** EXERCISE DESCRIPTION **
Identify each line below that contains the word "color", and copy it out.

--- BEGIN ---

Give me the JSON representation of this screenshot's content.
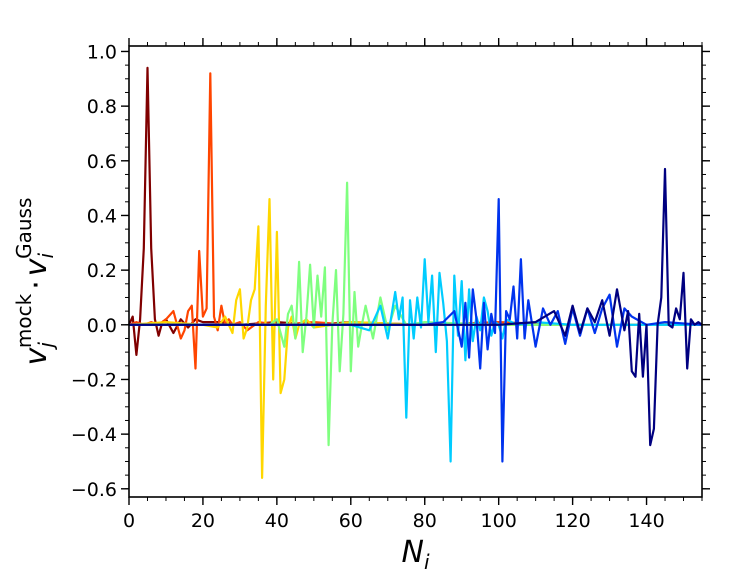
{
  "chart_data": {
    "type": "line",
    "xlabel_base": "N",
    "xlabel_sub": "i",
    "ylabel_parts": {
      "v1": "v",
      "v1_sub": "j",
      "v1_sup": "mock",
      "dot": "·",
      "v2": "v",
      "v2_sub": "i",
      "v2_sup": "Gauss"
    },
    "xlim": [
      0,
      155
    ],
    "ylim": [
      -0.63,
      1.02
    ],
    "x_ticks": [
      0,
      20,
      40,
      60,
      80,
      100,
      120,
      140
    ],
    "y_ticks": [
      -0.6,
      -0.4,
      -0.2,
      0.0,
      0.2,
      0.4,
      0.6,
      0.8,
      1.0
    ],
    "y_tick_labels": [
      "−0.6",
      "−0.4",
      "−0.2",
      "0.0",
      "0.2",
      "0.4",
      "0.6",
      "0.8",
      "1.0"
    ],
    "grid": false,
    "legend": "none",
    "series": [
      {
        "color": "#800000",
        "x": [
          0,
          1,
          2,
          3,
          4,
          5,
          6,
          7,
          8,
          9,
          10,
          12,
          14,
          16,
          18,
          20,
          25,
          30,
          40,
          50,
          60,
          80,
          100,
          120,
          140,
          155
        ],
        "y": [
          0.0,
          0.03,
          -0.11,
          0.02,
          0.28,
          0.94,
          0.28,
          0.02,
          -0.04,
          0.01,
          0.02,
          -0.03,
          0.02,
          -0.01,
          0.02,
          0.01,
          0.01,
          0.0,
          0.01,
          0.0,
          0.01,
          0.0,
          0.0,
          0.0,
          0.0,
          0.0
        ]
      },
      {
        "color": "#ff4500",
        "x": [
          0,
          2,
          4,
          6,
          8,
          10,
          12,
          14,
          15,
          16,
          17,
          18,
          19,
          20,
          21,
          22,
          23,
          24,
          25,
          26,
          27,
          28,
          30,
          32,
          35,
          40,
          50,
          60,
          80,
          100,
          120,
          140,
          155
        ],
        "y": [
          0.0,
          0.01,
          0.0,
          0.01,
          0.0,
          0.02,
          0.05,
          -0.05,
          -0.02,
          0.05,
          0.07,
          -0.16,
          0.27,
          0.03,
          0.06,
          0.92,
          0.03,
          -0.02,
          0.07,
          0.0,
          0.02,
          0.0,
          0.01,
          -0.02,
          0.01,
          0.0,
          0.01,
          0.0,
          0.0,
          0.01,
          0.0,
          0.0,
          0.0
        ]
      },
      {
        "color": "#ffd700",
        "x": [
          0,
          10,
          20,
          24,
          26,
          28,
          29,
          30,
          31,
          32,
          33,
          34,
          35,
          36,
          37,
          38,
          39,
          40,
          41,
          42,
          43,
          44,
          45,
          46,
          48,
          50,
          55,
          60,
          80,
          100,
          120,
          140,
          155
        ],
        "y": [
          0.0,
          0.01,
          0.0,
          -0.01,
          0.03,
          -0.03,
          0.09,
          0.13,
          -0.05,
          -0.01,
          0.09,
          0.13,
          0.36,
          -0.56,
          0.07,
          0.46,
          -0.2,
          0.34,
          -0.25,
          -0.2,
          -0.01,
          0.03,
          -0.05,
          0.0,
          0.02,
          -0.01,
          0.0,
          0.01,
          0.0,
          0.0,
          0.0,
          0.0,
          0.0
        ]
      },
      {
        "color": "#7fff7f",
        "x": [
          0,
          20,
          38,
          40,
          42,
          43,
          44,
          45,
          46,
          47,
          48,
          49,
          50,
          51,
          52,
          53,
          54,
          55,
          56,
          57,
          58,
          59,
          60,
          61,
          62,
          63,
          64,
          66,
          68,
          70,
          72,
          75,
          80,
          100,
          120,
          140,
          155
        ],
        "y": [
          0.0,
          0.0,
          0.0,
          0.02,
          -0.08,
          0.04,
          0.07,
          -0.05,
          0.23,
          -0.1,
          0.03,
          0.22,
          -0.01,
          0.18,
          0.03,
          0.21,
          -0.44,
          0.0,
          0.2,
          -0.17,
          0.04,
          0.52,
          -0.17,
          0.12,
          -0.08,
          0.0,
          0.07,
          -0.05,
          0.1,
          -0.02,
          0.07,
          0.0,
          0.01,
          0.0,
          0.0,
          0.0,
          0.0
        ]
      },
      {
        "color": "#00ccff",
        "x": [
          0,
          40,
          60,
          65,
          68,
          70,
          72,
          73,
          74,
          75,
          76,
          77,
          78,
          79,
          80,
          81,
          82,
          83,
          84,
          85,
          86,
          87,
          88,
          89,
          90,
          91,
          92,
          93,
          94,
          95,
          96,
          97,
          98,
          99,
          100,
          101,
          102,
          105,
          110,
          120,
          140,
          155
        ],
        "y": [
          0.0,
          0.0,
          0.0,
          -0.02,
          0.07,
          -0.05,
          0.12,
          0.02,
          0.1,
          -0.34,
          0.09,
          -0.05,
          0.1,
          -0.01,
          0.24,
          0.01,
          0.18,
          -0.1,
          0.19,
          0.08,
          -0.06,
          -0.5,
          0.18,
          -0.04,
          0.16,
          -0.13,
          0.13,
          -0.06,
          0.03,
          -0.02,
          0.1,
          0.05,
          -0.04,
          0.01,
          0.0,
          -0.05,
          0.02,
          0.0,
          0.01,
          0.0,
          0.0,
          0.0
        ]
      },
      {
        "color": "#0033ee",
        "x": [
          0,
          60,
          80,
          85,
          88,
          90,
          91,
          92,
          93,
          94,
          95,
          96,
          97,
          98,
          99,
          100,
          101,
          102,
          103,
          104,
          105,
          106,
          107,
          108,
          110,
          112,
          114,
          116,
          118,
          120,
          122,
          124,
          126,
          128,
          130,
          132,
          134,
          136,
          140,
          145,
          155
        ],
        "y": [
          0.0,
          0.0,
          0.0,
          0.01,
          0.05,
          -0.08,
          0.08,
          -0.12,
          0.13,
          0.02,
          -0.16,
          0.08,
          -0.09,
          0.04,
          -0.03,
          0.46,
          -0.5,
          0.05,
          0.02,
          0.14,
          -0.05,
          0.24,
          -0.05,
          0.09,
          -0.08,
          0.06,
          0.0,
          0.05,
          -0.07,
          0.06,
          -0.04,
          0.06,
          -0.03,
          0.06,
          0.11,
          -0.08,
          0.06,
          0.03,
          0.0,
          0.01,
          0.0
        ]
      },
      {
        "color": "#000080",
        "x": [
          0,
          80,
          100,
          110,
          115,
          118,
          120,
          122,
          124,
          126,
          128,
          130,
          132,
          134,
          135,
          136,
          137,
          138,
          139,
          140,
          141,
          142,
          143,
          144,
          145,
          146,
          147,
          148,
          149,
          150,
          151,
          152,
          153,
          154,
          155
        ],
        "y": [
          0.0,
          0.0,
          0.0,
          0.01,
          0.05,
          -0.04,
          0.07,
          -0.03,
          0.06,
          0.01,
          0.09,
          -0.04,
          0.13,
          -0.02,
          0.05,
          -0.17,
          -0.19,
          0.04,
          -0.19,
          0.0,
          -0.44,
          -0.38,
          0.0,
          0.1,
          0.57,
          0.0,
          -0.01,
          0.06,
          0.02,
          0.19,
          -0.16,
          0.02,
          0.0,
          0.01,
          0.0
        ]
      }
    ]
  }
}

--- END ---

** FINISHED TASK **
        "color": "#800000",
        "color": "#ff4500",
        "color": "#ffd700",
        "color": "#7fff7f",
        "color": "#00ccff",
        "color": "#0033ee",
        "color": "#000080",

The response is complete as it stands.